◆ Written task
Please repeat all of the lines that follow, exactly as written.

───── Given records ─────

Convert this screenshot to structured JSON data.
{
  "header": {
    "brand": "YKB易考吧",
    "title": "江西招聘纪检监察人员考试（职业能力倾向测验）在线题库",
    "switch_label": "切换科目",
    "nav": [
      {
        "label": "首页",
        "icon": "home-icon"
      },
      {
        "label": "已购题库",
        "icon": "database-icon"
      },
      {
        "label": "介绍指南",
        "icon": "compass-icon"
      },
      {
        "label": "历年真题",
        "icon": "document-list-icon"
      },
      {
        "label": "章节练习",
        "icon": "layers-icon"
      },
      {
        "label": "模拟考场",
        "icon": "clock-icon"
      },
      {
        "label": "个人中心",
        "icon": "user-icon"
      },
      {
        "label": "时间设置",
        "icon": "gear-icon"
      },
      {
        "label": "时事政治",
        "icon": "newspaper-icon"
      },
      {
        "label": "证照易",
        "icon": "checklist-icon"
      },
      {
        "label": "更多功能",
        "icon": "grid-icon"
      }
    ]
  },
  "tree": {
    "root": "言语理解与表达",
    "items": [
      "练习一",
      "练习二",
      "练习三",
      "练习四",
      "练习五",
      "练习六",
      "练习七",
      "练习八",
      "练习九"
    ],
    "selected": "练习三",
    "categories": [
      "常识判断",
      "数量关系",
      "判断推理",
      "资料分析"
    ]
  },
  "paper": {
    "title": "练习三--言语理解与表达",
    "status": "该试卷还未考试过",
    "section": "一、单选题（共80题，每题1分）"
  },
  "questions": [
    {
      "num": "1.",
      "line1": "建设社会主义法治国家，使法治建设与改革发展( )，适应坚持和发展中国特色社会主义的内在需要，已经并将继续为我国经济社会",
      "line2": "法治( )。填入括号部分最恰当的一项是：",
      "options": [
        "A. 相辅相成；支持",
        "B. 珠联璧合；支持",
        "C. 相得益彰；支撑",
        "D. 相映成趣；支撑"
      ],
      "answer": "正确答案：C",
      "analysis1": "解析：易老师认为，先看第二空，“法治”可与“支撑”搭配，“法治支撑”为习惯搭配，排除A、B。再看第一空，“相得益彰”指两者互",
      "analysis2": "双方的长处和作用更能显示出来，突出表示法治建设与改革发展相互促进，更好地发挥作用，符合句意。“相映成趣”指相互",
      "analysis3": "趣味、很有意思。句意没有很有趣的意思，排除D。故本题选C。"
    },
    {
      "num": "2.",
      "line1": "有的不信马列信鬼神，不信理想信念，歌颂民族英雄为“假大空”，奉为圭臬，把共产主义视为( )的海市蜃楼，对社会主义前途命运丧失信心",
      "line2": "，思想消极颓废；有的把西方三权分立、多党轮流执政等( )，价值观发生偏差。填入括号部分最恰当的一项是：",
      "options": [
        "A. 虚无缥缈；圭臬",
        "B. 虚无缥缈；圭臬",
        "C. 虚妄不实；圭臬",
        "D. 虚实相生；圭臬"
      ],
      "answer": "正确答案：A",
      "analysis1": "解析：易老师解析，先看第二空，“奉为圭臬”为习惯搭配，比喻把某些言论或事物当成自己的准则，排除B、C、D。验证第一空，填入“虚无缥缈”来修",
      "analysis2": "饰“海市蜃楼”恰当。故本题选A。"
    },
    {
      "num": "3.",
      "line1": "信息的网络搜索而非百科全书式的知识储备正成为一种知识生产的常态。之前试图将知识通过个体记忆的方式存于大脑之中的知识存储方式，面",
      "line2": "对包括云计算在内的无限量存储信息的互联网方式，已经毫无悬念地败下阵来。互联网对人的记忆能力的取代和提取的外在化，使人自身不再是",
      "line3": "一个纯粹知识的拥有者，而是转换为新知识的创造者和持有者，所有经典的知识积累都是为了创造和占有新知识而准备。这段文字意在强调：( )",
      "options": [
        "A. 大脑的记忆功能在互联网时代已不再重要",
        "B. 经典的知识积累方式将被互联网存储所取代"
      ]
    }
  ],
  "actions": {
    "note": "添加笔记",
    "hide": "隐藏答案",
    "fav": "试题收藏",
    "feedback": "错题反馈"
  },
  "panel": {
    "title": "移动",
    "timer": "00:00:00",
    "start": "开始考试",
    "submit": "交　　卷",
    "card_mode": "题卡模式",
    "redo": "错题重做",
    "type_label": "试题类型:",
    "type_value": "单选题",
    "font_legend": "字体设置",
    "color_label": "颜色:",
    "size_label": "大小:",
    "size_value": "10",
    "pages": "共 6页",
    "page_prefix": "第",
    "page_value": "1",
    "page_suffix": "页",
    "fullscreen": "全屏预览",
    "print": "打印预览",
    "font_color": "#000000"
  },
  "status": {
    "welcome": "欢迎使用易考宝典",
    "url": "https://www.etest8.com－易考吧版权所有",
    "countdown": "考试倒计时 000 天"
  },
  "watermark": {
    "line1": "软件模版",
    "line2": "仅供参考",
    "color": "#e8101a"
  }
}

─────

◆ Reply to the task
Convert this screenshot to structured JSON data.
{
  "header": {
    "brand": "YKB易考吧",
    "title": "江西招聘纪检监察人员考试（职业能力倾向测验）在线题库",
    "switch_label": "切换科目",
    "nav": [
      {
        "label": "首页",
        "icon": "home-icon"
      },
      {
        "label": "已购题库",
        "icon": "database-icon"
      },
      {
        "label": "介绍指南",
        "icon": "compass-icon"
      },
      {
        "label": "历年真题",
        "icon": "document-list-icon"
      },
      {
        "label": "章节练习",
        "icon": "layers-icon"
      },
      {
        "label": "模拟考场",
        "icon": "clock-icon"
      },
      {
        "label": "个人中心",
        "icon": "user-icon"
      },
      {
        "label": "时间设置",
        "icon": "gear-icon"
      },
      {
        "label": "时事政治",
        "icon": "newspaper-icon"
      },
      {
        "label": "证照易",
        "icon": "checklist-icon"
      },
      {
        "label": "更多功能",
        "icon": "grid-icon"
      }
    ]
  },
  "tree": {
    "root": "言语理解与表达",
    "items": [
      "练习一",
      "练习二",
      "练习三",
      "练习四",
      "练习五",
      "练习六",
      "练习七",
      "练习八",
      "练习九"
    ],
    "selected": "练习三",
    "categories": [
      "常识判断",
      "数量关系",
      "判断推理",
      "资料分析"
    ]
  },
  "paper": {
    "title": "练习三--言语理解与表达",
    "status": "该试卷还未考试过",
    "section": "一、单选题（共80题，每题1分）"
  },
  "questions": [
    {
      "num": "1.",
      "line1": "建设社会主义法治国家，使法治建设与改革发展( )，适应坚持和发展中国特色社会主义的内在需要，已经并将继续为我国经济社会",
      "line2": "法治( )。填入括号部分最恰当的一项是：",
      "options": [
        "A. 相辅相成；支持",
        "B. 珠联璧合；支持",
        "C. 相得益彰；支撑",
        "D. 相映成趣；支撑"
      ],
      "answer": "正确答案：C",
      "analysis1": "解析：易老师认为，先看第二空，“法治”可与“支撑”搭配，“法治支撑”为习惯搭配，排除A、B。再看第一空，“相得益彰”指两者互",
      "analysis2": "双方的长处和作用更能显示出来，突出表示法治建设与改革发展相互促进，更好地发挥作用，符合句意。“相映成趣”指相互",
      "analysis3": "趣味、很有意思。句意没有很有趣的意思，排除D。故本题选C。"
    },
    {
      "num": "2.",
      "line1": "有的不信马列信鬼神，不信理想信念，歌颂民族英雄为“假大空”，奉为圭臬，把共产主义视为( )的海市蜃楼，对社会主义前途命运丧失信心",
      "line2": "，思想消极颓废；有的把西方三权分立、多党轮流执政等( )，价值观发生偏差。填入括号部分最恰当的一项是：",
      "options": [
        "A. 虚无缥缈；圭臬",
        "B. 虚无缥缈；圭臬",
        "C. 虚妄不实；圭臬",
        "D. 虚实相生；圭臬"
      ],
      "answer": "正确答案：A",
      "analysis1": "解析：易老师解析，先看第二空，“奉为圭臬”为习惯搭配，比喻把某些言论或事物当成自己的准则，排除B、C、D。验证第一空，填入“虚无缥缈”来修",
      "analysis2": "饰“海市蜃楼”恰当。故本题选A。"
    },
    {
      "num": "3.",
      "line1": "信息的网络搜索而非百科全书式的知识储备正成为一种知识生产的常态。之前试图将知识通过个体记忆的方式存于大脑之中的知识存储方式，面",
      "line2": "对包括云计算在内的无限量存储信息的互联网方式，已经毫无悬念地败下阵来。互联网对人的记忆能力的取代和提取的外在化，使人自身不再是",
      "line3": "一个纯粹知识的拥有者，而是转换为新知识的创造者和持有者，所有经典的知识积累都是为了创造和占有新知识而准备。这段文字意在强调：( )",
      "options": [
        "A. 大脑的记忆功能在互联网时代已不再重要",
        "B. 经典的知识积累方式将被互联网存储所取代"
      ]
    }
  ],
  "actions": {
    "note": "添加笔记",
    "hide": "隐藏答案",
    "fav": "试题收藏",
    "feedback": "错题反馈"
  },
  "panel": {
    "title": "移动",
    "timer": "00:00:00",
    "start": "开始考试",
    "submit": "交　　卷",
    "card_mode": "题卡模式",
    "redo": "错题重做",
    "type_label": "试题类型:",
    "type_value": "单选题",
    "font_legend": "字体设置",
    "color_label": "颜色:",
    "size_label": "大小:",
    "size_value": "10",
    "pages": "共 6页",
    "page_prefix": "第",
    "page_value": "1",
    "page_suffix": "页",
    "fullscreen": "全屏预览",
    "print": "打印预览",
    "font_color": "#000000"
  },
  "status": {
    "welcome": "欢迎使用易考宝典",
    "url": "https://www.etest8.com－易考吧版权所有",
    "countdown": "考试倒计时 000 天"
  },
  "watermark": {
    "line1": "软件模版",
    "line2": "仅供参考",
    "color": "#e8101a"
  }
}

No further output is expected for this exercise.